What is expected
Repeat each line of the material below exactly as it appears, minus any pictures.
== Materials provided ==
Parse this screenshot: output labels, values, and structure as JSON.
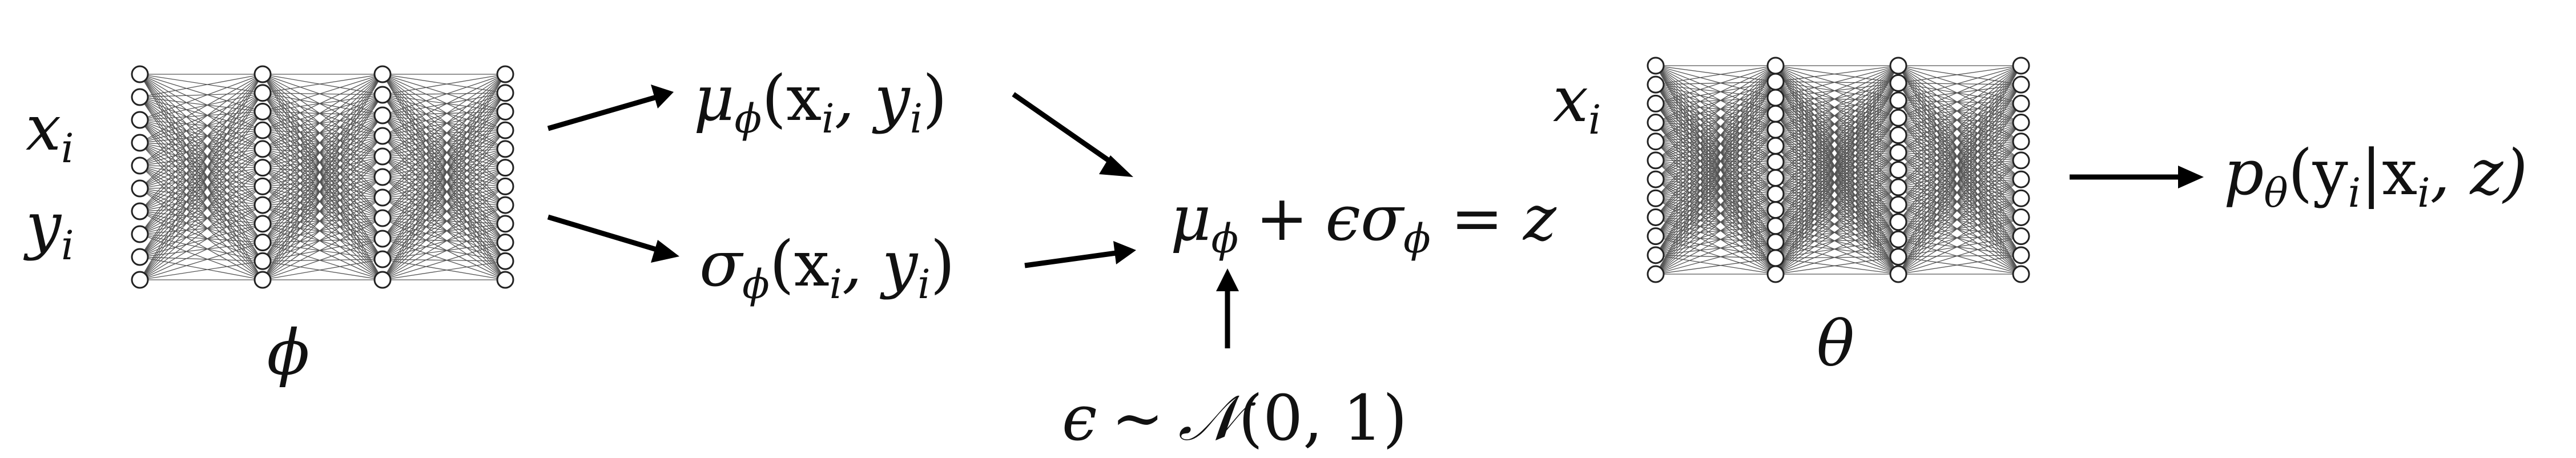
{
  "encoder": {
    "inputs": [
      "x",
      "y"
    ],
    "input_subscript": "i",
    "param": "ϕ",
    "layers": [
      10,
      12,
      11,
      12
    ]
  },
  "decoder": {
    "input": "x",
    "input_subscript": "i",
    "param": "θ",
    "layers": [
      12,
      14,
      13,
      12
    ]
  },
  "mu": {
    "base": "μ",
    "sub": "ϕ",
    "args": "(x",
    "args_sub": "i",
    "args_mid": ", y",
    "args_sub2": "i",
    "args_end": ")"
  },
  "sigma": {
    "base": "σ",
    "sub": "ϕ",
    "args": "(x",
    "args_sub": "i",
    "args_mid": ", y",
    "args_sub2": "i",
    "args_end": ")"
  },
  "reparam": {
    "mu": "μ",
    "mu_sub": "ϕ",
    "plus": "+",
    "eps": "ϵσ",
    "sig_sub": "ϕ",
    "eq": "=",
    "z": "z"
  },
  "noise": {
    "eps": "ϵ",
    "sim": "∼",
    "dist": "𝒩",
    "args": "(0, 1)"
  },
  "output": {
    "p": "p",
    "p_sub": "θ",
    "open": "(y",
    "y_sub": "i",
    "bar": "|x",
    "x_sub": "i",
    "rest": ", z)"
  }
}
===
Task output
Parse this screenshot: output labels, values, and structure as JSON.
{
  "encoder": {
    "inputs": [
      "x",
      "y"
    ],
    "input_subscript": "i",
    "param": "ϕ",
    "layers": [
      10,
      12,
      11,
      12
    ]
  },
  "decoder": {
    "input": "x",
    "input_subscript": "i",
    "param": "θ",
    "layers": [
      12,
      14,
      13,
      12
    ]
  },
  "mu": {
    "base": "μ",
    "sub": "ϕ",
    "args": "(x",
    "args_sub": "i",
    "args_mid": ", y",
    "args_sub2": "i",
    "args_end": ")"
  },
  "sigma": {
    "base": "σ",
    "sub": "ϕ",
    "args": "(x",
    "args_sub": "i",
    "args_mid": ", y",
    "args_sub2": "i",
    "args_end": ")"
  },
  "reparam": {
    "mu": "μ",
    "mu_sub": "ϕ",
    "plus": "+",
    "eps": "ϵσ",
    "sig_sub": "ϕ",
    "eq": "=",
    "z": "z"
  },
  "noise": {
    "eps": "ϵ",
    "sim": "∼",
    "dist": "𝒩",
    "args": "(0, 1)"
  },
  "output": {
    "p": "p",
    "p_sub": "θ",
    "open": "(y",
    "y_sub": "i",
    "bar": "|x",
    "x_sub": "i",
    "rest": ", z)"
  }
}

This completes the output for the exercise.